> Source material
-*-

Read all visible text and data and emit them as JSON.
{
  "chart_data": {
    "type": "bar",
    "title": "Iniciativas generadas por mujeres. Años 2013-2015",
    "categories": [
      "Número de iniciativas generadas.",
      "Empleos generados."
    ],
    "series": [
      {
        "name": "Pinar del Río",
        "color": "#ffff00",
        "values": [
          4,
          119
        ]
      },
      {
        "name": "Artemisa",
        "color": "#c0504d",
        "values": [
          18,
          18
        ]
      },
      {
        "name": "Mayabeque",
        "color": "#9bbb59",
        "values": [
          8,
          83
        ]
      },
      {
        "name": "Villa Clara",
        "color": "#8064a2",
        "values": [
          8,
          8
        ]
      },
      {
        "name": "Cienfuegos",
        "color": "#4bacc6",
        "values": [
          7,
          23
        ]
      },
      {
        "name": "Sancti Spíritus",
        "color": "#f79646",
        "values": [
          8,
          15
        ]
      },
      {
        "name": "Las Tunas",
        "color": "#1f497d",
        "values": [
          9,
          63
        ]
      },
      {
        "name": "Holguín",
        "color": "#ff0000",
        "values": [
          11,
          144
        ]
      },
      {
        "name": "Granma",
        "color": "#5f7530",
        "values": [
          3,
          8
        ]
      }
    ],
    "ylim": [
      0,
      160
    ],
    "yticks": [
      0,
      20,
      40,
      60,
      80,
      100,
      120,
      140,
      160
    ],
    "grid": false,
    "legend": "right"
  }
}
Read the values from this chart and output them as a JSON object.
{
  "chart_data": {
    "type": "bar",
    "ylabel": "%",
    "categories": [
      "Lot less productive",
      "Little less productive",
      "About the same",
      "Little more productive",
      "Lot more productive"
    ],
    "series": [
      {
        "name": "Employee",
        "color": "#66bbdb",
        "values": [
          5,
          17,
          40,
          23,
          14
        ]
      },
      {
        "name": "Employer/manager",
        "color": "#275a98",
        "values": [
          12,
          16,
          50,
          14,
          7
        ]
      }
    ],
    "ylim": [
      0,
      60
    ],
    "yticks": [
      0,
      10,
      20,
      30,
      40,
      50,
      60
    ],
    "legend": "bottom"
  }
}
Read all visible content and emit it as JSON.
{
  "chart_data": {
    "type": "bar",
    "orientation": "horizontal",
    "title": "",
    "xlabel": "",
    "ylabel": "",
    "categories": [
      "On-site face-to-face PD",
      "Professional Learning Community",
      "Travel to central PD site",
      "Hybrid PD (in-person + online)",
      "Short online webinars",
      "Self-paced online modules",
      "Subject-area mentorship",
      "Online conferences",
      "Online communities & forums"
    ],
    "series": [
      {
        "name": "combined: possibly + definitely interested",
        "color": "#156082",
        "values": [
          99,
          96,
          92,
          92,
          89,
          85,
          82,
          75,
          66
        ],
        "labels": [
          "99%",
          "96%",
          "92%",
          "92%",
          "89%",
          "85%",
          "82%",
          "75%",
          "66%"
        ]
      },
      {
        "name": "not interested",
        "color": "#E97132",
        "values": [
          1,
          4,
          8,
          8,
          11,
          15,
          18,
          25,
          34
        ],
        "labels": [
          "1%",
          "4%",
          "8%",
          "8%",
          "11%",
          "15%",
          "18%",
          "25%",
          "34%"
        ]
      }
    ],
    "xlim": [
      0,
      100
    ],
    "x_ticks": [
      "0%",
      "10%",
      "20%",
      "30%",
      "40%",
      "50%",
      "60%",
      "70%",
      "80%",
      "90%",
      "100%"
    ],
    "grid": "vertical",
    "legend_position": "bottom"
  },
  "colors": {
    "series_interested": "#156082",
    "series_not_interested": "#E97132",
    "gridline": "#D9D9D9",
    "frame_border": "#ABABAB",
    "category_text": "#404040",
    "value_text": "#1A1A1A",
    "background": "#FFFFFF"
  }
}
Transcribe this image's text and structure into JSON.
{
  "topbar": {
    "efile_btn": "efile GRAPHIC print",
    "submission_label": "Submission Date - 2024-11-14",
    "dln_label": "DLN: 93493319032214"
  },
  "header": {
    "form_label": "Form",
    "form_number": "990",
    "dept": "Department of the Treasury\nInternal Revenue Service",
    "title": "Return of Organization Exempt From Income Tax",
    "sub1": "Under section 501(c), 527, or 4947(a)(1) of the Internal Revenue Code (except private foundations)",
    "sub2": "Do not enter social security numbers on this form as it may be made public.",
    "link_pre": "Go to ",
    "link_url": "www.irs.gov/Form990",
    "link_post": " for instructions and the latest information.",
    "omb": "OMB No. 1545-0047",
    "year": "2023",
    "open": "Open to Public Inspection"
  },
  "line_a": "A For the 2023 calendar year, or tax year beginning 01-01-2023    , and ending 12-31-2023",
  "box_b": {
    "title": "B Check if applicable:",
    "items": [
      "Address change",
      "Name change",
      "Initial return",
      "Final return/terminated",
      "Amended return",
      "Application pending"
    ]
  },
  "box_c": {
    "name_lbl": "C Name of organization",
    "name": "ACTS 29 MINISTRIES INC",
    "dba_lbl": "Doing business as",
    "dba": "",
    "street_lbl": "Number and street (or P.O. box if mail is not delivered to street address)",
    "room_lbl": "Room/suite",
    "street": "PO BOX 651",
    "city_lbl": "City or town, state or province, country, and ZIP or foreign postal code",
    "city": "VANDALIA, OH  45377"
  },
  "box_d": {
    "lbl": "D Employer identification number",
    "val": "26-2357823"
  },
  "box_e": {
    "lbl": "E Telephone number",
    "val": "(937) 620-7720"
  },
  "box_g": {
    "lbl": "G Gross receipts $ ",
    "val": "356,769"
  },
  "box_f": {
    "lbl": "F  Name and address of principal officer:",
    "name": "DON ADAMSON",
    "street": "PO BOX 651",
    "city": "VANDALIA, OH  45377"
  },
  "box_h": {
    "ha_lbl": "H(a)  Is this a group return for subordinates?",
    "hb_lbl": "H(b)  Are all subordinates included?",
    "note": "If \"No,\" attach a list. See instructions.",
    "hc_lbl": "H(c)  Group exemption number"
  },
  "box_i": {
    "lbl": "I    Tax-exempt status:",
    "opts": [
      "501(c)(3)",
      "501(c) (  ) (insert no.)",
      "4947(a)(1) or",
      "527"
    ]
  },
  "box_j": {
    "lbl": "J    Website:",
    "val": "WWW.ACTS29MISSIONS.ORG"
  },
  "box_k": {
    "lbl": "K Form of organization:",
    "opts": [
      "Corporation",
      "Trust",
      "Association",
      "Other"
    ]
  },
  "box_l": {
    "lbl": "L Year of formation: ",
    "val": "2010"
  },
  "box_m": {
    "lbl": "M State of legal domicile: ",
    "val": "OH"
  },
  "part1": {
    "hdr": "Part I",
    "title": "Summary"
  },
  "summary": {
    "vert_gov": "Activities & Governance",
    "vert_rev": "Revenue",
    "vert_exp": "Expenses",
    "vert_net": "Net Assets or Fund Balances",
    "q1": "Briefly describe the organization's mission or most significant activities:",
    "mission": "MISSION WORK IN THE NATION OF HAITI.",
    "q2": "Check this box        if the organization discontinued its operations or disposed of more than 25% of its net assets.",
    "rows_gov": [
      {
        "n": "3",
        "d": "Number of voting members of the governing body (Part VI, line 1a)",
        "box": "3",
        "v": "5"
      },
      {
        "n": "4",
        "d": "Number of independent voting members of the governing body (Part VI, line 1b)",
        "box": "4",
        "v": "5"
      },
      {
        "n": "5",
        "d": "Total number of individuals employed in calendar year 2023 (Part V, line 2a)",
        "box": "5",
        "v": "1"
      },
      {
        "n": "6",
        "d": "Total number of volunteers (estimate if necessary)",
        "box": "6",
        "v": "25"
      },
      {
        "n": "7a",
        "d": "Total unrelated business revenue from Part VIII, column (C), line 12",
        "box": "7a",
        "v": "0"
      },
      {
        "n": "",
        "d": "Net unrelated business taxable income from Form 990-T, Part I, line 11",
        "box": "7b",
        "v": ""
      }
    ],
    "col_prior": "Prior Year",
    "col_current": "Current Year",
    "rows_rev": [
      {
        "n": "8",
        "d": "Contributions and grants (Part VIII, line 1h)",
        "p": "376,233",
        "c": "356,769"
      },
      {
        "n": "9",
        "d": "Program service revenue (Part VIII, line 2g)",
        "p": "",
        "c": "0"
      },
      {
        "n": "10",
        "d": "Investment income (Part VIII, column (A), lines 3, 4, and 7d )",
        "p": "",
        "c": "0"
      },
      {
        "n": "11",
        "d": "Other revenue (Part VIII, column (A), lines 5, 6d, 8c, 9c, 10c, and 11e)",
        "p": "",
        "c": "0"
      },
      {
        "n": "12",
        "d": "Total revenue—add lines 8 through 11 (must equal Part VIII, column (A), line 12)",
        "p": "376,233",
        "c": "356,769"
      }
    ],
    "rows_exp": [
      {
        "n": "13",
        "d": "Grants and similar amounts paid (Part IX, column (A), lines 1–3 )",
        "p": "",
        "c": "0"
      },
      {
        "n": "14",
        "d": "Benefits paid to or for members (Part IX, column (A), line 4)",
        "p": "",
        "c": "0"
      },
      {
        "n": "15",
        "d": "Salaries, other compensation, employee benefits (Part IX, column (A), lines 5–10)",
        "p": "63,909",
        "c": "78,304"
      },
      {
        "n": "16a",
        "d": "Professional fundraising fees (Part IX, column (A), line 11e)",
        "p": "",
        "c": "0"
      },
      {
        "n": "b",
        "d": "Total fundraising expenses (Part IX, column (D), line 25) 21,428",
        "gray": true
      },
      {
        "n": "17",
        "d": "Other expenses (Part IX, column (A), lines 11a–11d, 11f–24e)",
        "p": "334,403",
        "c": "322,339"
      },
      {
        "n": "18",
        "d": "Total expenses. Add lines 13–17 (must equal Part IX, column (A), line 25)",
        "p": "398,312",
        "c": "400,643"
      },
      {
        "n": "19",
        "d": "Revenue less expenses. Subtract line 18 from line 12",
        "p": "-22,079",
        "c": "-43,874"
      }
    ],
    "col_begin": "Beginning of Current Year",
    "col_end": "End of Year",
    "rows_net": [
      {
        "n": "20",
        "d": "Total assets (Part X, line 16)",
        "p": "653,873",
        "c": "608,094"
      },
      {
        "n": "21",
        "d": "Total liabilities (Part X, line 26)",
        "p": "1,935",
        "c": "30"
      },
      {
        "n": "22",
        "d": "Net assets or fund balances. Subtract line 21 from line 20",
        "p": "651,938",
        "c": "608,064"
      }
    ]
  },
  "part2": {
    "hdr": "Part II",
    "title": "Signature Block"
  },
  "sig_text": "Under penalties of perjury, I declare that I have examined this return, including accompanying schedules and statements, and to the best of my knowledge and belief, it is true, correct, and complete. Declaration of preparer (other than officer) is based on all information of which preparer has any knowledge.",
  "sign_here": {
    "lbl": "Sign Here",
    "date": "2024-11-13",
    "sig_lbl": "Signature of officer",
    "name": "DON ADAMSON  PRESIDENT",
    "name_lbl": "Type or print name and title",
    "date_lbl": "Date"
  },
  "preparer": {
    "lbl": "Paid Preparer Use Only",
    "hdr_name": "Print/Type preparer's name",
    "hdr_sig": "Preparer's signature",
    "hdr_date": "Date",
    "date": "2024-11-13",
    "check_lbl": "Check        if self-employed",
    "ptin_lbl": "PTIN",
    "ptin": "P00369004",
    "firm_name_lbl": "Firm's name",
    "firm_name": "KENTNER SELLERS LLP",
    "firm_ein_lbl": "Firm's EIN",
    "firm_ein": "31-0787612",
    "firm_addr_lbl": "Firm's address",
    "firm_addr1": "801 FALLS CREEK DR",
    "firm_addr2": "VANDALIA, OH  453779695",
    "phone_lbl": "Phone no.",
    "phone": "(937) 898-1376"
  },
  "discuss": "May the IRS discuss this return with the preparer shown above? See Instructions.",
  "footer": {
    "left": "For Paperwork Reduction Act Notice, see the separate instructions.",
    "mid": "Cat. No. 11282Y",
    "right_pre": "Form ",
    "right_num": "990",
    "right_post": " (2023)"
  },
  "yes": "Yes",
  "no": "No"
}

-*-

> Work to do
Extract every line containing the string "officer" from the data above.

> Answer for the task
    "lbl": "F  Name and address of principal officer:",
  "sig_text": "Under penalties of perjury, I declare that I have examined this return, including accompanying schedules and statements, and to the best of my knowledge and belief, it is true, correct, and complete. Declaration of preparer (other than officer) is based on all information of which preparer has any knowledge.",
    "sig_lbl": "Signature of officer",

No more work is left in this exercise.